'''

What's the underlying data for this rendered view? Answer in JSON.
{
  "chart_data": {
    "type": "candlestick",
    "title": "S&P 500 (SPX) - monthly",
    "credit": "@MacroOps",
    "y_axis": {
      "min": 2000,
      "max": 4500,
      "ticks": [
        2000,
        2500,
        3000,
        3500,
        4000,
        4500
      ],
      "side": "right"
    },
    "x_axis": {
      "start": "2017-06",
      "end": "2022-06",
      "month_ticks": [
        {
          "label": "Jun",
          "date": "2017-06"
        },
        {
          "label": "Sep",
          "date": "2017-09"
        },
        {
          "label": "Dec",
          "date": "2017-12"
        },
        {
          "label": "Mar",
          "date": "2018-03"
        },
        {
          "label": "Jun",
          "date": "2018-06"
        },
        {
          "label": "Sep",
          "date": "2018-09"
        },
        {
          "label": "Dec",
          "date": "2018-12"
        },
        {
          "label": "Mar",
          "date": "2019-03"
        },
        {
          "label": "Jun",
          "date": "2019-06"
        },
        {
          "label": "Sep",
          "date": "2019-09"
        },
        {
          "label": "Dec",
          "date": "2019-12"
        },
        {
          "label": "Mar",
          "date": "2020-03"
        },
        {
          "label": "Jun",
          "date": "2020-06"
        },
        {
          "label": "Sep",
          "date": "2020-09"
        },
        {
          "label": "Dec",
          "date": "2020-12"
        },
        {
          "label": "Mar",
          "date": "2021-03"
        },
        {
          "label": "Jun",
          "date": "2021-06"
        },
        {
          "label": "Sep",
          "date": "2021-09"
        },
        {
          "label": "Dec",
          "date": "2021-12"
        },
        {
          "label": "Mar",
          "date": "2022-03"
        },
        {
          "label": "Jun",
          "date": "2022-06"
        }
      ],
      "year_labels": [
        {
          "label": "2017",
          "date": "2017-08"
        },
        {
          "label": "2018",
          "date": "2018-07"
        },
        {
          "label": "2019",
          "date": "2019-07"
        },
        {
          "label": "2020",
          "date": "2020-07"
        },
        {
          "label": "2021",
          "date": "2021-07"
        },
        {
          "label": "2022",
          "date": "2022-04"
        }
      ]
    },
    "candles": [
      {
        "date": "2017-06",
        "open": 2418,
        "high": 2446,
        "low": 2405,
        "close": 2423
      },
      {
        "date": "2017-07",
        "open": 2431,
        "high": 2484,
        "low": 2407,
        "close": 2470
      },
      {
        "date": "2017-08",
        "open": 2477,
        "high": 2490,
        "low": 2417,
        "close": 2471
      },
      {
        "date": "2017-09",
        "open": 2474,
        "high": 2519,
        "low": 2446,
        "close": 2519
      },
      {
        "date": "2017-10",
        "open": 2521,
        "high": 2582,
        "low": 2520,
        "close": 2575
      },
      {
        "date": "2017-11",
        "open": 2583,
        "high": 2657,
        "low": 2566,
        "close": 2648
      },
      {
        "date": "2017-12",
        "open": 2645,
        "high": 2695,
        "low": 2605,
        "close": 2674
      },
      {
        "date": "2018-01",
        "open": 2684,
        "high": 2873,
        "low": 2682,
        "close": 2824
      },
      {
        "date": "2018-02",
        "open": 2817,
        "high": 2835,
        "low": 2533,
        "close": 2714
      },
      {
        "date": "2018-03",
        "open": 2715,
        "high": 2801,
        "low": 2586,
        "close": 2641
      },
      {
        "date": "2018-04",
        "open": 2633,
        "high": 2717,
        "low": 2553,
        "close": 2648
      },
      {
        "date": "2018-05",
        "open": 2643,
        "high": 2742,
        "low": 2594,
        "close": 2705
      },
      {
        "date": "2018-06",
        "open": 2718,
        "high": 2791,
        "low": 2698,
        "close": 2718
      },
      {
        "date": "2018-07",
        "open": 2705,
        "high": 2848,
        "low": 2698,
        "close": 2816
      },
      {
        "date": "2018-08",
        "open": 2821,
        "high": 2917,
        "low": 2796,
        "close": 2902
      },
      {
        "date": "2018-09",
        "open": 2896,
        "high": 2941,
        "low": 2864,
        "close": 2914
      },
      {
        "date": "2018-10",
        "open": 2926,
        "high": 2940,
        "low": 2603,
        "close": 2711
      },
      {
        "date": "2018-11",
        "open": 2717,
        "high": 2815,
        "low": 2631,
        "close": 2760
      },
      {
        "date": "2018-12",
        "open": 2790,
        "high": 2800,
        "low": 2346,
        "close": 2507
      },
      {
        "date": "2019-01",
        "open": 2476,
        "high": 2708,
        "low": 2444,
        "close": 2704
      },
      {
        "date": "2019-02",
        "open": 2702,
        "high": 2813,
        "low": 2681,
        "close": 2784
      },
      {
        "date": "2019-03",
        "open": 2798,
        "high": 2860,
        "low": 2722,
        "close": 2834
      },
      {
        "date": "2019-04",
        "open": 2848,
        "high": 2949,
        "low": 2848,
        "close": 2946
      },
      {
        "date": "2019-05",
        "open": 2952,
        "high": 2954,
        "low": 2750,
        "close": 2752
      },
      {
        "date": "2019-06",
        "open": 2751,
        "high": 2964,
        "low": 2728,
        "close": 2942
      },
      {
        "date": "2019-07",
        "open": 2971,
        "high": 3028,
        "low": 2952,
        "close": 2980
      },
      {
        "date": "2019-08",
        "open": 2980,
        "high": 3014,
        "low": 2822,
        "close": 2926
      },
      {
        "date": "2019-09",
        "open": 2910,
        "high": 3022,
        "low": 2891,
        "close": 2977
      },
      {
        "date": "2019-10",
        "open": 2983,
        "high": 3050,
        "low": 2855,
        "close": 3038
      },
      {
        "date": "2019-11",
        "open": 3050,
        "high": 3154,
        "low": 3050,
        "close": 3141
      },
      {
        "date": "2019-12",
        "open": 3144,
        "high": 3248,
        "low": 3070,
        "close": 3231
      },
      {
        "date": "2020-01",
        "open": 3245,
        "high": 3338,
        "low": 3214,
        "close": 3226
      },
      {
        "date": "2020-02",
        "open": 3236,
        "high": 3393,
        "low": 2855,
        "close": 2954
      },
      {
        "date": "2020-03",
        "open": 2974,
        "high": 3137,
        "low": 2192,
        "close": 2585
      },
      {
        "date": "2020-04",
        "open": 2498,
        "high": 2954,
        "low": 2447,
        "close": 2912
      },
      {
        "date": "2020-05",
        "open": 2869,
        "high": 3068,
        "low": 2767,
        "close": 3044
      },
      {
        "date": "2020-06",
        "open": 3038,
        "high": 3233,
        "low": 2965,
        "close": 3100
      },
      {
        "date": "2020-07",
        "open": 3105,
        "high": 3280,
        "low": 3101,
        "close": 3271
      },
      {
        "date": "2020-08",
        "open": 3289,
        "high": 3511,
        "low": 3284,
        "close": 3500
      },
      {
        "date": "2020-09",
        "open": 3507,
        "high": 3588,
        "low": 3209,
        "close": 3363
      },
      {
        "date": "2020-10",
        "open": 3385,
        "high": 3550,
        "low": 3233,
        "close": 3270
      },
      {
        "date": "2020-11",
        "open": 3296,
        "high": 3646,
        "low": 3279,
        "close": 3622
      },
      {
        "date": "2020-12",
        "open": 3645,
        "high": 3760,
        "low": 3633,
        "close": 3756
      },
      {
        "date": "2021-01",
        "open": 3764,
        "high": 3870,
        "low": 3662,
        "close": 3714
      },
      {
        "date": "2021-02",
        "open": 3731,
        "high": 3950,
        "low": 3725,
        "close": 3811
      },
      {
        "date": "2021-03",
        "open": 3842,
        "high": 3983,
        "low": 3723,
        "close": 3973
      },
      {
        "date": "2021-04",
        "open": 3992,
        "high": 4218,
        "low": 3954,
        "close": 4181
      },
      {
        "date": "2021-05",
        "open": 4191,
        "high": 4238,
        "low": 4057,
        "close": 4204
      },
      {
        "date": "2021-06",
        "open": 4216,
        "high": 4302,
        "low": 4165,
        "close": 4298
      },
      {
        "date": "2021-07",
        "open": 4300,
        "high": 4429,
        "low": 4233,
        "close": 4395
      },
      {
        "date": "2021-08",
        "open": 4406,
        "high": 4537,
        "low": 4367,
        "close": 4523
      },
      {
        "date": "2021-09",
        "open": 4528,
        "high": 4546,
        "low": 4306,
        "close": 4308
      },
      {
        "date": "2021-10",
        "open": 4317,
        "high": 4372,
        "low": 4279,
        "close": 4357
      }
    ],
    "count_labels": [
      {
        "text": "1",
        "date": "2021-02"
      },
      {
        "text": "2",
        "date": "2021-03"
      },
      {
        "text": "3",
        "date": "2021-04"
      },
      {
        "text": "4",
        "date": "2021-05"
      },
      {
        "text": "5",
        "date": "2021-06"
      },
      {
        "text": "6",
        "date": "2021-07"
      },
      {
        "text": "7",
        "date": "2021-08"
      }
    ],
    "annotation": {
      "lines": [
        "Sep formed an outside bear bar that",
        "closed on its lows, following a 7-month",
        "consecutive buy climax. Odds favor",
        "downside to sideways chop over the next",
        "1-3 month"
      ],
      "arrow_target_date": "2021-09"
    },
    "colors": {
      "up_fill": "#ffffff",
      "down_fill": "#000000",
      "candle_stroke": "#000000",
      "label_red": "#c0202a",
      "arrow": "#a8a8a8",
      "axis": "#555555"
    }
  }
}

'''
'''

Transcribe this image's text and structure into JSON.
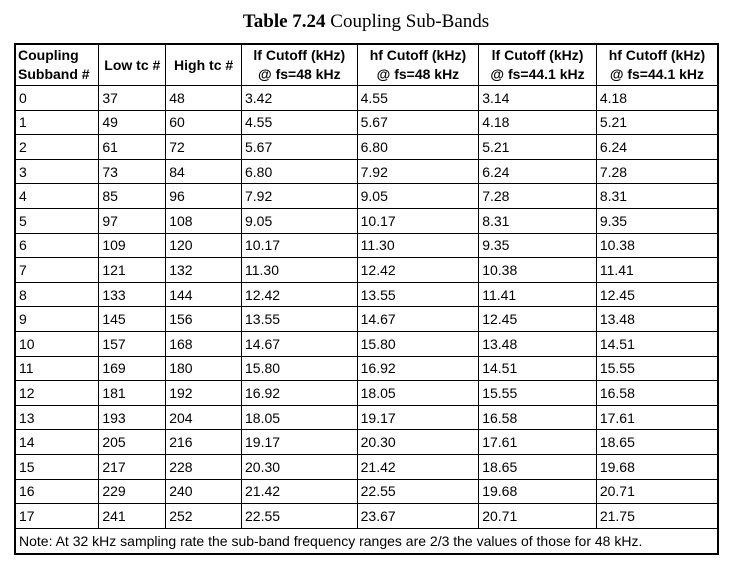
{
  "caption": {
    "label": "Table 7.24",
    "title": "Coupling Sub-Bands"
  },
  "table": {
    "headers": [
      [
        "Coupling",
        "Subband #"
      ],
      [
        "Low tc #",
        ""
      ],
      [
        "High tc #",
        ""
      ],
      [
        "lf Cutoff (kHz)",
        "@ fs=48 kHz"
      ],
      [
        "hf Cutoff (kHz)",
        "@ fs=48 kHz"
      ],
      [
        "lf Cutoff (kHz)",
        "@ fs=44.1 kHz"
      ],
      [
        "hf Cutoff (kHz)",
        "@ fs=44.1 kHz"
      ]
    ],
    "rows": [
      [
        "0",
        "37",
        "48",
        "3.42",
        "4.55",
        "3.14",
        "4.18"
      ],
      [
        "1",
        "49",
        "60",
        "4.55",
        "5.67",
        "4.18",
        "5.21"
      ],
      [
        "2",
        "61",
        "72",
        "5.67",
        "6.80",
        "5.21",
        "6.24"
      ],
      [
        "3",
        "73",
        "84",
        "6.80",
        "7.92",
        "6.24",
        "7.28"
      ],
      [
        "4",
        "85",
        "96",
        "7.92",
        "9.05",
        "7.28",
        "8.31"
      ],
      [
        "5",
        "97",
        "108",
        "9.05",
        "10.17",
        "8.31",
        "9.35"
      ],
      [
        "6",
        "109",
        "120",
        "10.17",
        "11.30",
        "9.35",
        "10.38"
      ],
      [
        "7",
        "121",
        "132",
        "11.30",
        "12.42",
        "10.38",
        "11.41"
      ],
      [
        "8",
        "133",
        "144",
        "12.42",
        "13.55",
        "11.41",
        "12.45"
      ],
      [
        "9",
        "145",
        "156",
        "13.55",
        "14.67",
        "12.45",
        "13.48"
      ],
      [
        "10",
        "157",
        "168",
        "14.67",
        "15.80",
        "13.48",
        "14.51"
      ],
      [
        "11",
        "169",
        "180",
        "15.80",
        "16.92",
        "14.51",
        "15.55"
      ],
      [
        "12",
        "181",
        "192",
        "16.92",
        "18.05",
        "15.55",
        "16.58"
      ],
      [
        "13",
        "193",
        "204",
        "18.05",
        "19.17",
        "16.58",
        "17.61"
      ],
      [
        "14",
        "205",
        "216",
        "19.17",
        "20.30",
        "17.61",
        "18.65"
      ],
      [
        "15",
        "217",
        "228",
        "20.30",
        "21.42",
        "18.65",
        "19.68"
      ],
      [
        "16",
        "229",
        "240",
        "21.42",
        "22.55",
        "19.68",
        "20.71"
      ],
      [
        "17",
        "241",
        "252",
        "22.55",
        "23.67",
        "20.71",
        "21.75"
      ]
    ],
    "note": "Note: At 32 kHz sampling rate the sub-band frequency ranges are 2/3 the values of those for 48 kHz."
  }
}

'''
'''

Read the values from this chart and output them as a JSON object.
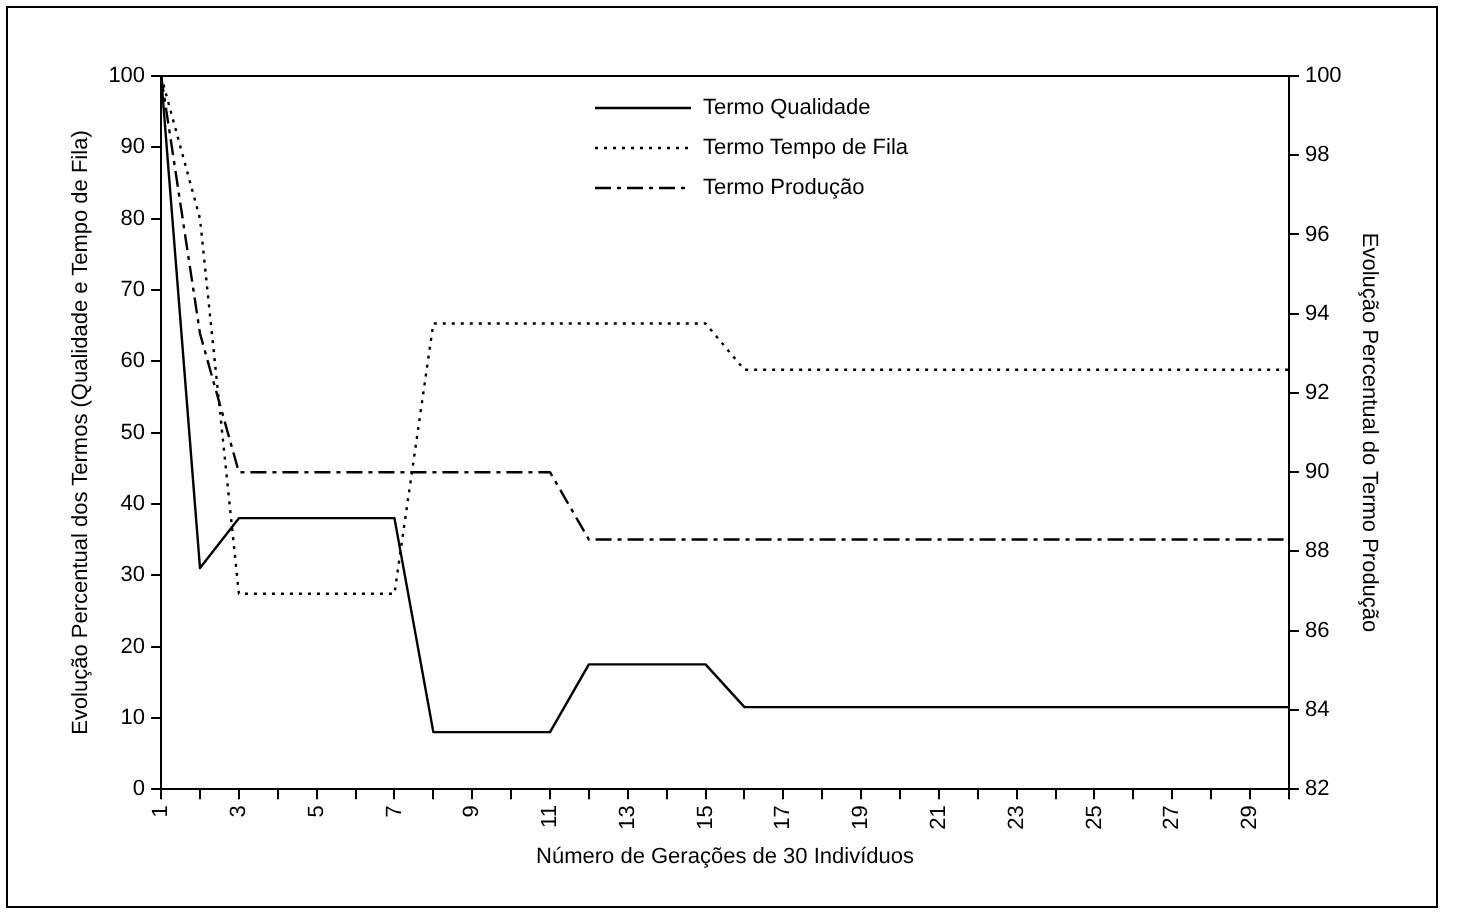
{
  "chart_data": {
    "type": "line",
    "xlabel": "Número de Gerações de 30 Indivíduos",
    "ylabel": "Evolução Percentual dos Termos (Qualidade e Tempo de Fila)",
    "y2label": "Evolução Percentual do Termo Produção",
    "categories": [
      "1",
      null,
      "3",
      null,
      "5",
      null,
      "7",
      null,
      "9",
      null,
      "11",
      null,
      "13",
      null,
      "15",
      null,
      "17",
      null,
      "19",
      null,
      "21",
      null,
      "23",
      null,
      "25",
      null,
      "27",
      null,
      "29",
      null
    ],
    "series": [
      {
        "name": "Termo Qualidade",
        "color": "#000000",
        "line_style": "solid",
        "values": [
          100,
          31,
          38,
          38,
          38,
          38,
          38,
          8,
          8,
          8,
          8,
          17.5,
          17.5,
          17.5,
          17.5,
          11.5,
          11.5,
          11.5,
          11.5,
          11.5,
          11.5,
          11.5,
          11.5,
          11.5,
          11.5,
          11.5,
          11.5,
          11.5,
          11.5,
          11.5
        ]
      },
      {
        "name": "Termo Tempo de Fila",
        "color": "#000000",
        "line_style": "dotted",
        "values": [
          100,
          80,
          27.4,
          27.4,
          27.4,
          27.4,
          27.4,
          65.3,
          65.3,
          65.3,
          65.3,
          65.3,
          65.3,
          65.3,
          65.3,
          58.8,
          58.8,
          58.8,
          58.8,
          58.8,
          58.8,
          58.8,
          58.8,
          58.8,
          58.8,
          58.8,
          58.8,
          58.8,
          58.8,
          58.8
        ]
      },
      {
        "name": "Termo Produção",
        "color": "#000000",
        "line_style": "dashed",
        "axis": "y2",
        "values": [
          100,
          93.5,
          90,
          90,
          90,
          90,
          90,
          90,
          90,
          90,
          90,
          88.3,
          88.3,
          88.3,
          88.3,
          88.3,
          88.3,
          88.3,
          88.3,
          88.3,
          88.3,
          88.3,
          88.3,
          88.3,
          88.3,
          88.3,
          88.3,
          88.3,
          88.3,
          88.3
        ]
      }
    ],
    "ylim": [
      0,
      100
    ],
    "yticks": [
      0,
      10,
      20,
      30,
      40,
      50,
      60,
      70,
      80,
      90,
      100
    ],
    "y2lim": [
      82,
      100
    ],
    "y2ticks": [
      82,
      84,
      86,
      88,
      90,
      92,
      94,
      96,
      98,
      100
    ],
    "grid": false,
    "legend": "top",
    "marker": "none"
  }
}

'''

_TASK STATEMENT_
What is the number of lines in the listing that contain the string "this"? Reply with that number alone.

_TASK RESULT_
3